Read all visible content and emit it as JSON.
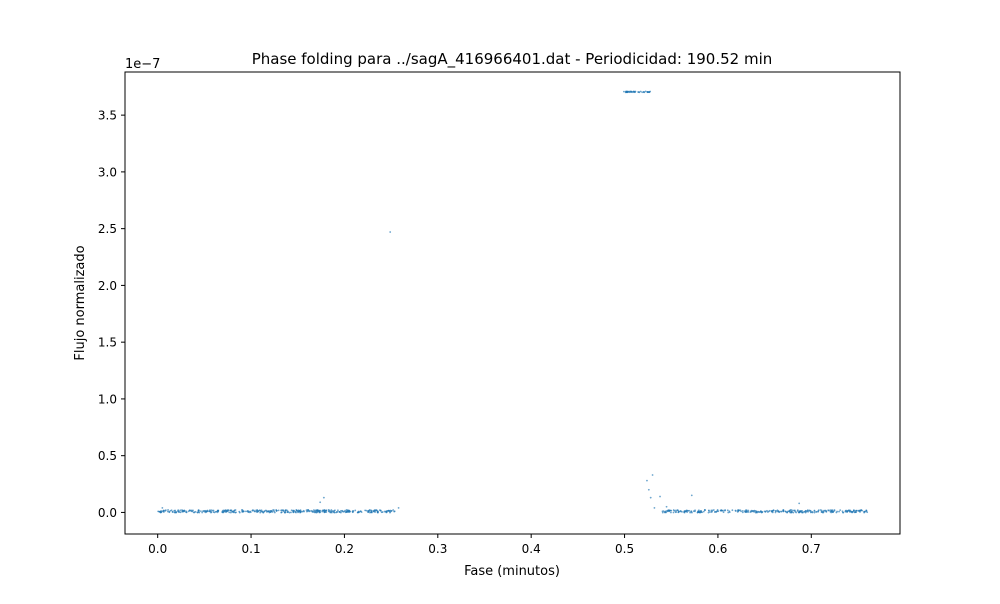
{
  "chart_data": {
    "type": "scatter",
    "title": "Phase folding para ../sagA_416966401.dat - Periodicidad: 190.52 min",
    "xlabel": "Fase (minutos)",
    "ylabel": "Flujo normalizado",
    "y_offset_text": "1e−7",
    "xlim": [
      -0.035,
      0.795
    ],
    "ylim": [
      -0.19,
      3.88
    ],
    "x_ticks": [
      0.0,
      0.1,
      0.2,
      0.3,
      0.4,
      0.5,
      0.6,
      0.7
    ],
    "x_tick_labels": [
      "0.0",
      "0.1",
      "0.2",
      "0.3",
      "0.4",
      "0.5",
      "0.6",
      "0.7"
    ],
    "y_ticks": [
      0.0,
      0.5,
      1.0,
      1.5,
      2.0,
      2.5,
      3.0,
      3.5
    ],
    "y_tick_labels": [
      "0.0",
      "0.5",
      "1.0",
      "1.5",
      "2.0",
      "2.5",
      "3.0",
      "3.5"
    ],
    "y_scale_factor": 1e-07,
    "grid": false,
    "marker_color": "#1f77b4",
    "clusters": [
      {
        "x_start": 0.0,
        "x_end": 0.255,
        "y_center": 0.01,
        "y_jitter": 0.012,
        "count": 420
      },
      {
        "x_start": 0.54,
        "x_end": 0.76,
        "y_center": 0.01,
        "y_jitter": 0.012,
        "count": 330
      },
      {
        "x_start": 0.498,
        "x_end": 0.528,
        "y_center": 3.705,
        "y_jitter": 0.004,
        "count": 45
      }
    ],
    "outliers": [
      {
        "x": 0.249,
        "y": 2.47
      },
      {
        "x": 0.178,
        "y": 0.13
      },
      {
        "x": 0.174,
        "y": 0.09
      },
      {
        "x": 0.005,
        "y": 0.04
      },
      {
        "x": 0.258,
        "y": 0.04
      },
      {
        "x": 0.53,
        "y": 0.33
      },
      {
        "x": 0.524,
        "y": 0.28
      },
      {
        "x": 0.526,
        "y": 0.2
      },
      {
        "x": 0.528,
        "y": 0.13
      },
      {
        "x": 0.538,
        "y": 0.14
      },
      {
        "x": 0.572,
        "y": 0.15
      },
      {
        "x": 0.687,
        "y": 0.08
      },
      {
        "x": 0.532,
        "y": 0.04
      },
      {
        "x": 0.545,
        "y": 0.05
      }
    ]
  }
}
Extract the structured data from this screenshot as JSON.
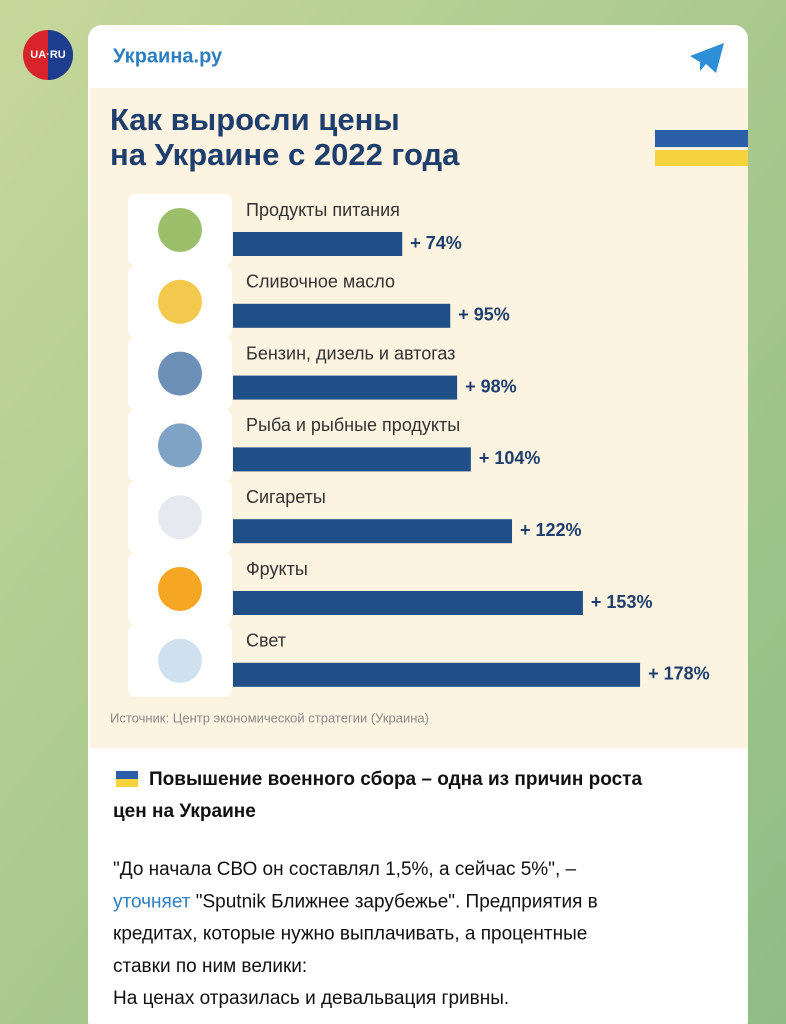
◇ ◇ ◇ ◇ ◇
Reproduce the listing above exactly, excluding all pictures.

Read all visible content and emit it as JSON.
{
  "chart_data": {
    "type": "scatter",
    "title": "Phase folding para ../sagA_416966401.dat - Periodicidad: 190.52 min",
    "xlabel": "Fase (minutos)",
    "ylabel": "Flujo normalizado",
    "y_offset_text": "1e−7",
    "xlim": [
      -0.035,
      0.795
    ],
    "ylim": [
      -0.19,
      3.88
    ],
    "x_ticks": [
      0.0,
      0.1,
      0.2,
      0.3,
      0.4,
      0.5,
      0.6,
      0.7
    ],
    "x_tick_labels": [
      "0.0",
      "0.1",
      "0.2",
      "0.3",
      "0.4",
      "0.5",
      "0.6",
      "0.7"
    ],
    "y_ticks": [
      0.0,
      0.5,
      1.0,
      1.5,
      2.0,
      2.5,
      3.0,
      3.5
    ],
    "y_tick_labels": [
      "0.0",
      "0.5",
      "1.0",
      "1.5",
      "2.0",
      "2.5",
      "3.0",
      "3.5"
    ],
    "y_scale_factor": 1e-07,
    "grid": false,
    "marker_color": "#1f77b4",
    "clusters": [
      {
        "x_start": 0.0,
        "x_end": 0.255,
        "y_center": 0.01,
        "y_jitter": 0.012,
        "count": 420
      },
      {
        "x_start": 0.54,
        "x_end": 0.76,
        "y_center": 0.01,
        "y_jitter": 0.012,
        "count": 330
      },
      {
        "x_start": 0.498,
        "x_end": 0.528,
        "y_center": 3.705,
        "y_jitter": 0.004,
        "count": 45
      }
    ],
    "outliers": [
      {
        "x": 0.249,
        "y": 2.47
      },
      {
        "x": 0.178,
        "y": 0.13
      },
      {
        "x": 0.174,
        "y": 0.09
      },
      {
        "x": 0.005,
        "y": 0.04
      },
      {
        "x": 0.258,
        "y": 0.04
      },
      {
        "x": 0.53,
        "y": 0.33
      },
      {
        "x": 0.524,
        "y": 0.28
      },
      {
        "x": 0.526,
        "y": 0.2
      },
      {
        "x": 0.528,
        "y": 0.13
      },
      {
        "x": 0.538,
        "y": 0.14
      },
      {
        "x": 0.572,
        "y": 0.15
      },
      {
        "x": 0.687,
        "y": 0.08
      },
      {
        "x": 0.532,
        "y": 0.04
      },
      {
        "x": 0.545,
        "y": 0.05
      }
    ]
  }
}
Extract the structured data from this screenshot as JSON.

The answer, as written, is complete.